* [WHAT IS REQUIRED]
Tell how many lines in the data below include the word "antes". The answer is the number only.
↓
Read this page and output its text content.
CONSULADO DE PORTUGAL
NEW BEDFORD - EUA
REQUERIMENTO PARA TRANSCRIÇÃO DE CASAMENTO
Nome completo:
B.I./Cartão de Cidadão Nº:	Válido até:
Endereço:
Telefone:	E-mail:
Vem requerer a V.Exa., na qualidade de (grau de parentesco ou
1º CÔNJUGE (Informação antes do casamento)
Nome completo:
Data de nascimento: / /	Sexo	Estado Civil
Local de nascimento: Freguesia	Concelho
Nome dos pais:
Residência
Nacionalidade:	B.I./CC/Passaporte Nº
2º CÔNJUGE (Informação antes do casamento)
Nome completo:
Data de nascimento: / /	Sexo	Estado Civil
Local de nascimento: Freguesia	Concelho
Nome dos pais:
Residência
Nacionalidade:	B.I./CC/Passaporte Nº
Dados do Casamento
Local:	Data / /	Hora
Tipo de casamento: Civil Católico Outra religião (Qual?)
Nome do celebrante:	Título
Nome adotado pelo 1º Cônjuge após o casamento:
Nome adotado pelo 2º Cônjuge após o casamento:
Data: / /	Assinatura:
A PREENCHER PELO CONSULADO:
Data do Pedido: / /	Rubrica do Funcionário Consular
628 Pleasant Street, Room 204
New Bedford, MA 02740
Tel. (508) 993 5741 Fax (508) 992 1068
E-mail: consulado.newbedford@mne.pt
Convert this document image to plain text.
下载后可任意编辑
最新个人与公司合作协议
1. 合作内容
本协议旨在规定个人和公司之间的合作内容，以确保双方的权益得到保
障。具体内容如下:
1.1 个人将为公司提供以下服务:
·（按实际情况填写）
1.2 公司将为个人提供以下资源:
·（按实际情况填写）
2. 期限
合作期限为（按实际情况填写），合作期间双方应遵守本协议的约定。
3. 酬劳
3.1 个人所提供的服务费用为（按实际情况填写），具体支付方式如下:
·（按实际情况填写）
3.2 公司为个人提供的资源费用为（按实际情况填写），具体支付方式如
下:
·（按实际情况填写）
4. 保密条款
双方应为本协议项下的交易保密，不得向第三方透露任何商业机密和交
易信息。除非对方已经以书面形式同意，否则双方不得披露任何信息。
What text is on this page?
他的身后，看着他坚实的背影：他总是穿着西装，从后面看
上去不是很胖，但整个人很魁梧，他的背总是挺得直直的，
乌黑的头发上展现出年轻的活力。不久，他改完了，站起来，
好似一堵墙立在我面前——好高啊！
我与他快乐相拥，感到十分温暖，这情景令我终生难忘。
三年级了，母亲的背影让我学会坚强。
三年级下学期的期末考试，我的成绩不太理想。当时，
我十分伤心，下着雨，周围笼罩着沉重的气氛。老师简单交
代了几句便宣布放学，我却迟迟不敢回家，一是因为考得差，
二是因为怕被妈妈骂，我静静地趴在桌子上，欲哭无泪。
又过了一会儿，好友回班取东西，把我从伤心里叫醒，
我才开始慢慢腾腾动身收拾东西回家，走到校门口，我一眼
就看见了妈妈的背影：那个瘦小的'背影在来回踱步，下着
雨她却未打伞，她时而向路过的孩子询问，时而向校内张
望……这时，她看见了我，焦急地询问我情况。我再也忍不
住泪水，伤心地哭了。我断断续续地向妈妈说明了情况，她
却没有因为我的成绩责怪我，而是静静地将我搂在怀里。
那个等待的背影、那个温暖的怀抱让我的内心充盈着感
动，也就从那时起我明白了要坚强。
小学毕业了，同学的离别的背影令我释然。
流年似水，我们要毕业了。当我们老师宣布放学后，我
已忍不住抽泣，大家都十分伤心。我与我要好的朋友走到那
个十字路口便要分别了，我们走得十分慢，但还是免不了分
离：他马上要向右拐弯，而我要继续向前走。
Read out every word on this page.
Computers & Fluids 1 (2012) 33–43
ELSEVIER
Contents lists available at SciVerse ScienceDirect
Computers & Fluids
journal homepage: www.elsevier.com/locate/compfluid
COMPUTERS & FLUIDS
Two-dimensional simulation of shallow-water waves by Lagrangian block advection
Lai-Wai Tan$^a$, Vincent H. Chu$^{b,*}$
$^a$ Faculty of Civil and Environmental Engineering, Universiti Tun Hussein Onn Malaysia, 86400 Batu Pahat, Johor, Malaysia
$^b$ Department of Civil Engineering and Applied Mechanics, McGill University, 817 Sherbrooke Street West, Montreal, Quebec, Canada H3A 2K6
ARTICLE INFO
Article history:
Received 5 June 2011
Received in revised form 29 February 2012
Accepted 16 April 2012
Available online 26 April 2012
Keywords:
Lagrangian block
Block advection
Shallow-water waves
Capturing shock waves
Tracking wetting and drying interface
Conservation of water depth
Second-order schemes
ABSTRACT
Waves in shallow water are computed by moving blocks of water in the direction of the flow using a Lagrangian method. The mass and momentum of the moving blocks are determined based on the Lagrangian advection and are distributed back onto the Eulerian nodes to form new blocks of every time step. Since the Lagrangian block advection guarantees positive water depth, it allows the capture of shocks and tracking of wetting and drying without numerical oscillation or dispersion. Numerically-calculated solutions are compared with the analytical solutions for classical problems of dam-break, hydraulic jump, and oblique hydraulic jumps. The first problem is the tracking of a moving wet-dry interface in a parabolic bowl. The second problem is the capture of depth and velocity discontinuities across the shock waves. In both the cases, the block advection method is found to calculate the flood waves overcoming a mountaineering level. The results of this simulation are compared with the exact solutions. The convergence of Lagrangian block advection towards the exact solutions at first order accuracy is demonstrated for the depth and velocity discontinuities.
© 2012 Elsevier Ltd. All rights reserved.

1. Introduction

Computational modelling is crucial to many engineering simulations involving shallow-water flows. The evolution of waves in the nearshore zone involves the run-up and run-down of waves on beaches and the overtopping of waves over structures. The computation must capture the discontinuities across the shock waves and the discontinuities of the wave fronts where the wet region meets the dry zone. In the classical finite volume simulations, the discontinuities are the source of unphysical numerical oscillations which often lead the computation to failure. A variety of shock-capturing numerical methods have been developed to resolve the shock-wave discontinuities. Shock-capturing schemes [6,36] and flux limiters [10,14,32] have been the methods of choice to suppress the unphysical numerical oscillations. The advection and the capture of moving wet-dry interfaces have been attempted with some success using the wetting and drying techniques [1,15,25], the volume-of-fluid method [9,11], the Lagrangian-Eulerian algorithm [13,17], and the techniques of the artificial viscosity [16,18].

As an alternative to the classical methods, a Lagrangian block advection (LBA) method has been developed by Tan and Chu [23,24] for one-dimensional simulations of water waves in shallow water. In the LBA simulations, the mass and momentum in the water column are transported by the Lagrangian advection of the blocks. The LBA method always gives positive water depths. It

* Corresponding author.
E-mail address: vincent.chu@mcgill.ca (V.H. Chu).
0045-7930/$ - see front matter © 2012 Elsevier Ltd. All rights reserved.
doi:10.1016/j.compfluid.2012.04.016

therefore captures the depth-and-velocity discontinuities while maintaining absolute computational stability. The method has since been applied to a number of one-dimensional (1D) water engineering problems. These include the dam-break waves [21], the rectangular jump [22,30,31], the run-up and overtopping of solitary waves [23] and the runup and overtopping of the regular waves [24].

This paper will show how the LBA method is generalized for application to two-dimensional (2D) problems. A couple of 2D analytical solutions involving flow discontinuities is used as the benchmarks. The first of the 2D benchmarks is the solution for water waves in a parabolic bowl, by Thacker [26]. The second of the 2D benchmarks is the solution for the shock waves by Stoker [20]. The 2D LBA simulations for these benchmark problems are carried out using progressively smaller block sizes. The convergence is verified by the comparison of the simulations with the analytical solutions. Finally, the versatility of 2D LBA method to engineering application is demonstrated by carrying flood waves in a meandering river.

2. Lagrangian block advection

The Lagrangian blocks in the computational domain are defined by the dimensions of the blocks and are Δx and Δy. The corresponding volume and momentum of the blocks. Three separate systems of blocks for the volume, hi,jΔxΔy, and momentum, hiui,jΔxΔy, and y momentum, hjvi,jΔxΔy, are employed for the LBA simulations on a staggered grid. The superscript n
↑
* [THE ANSWER]
2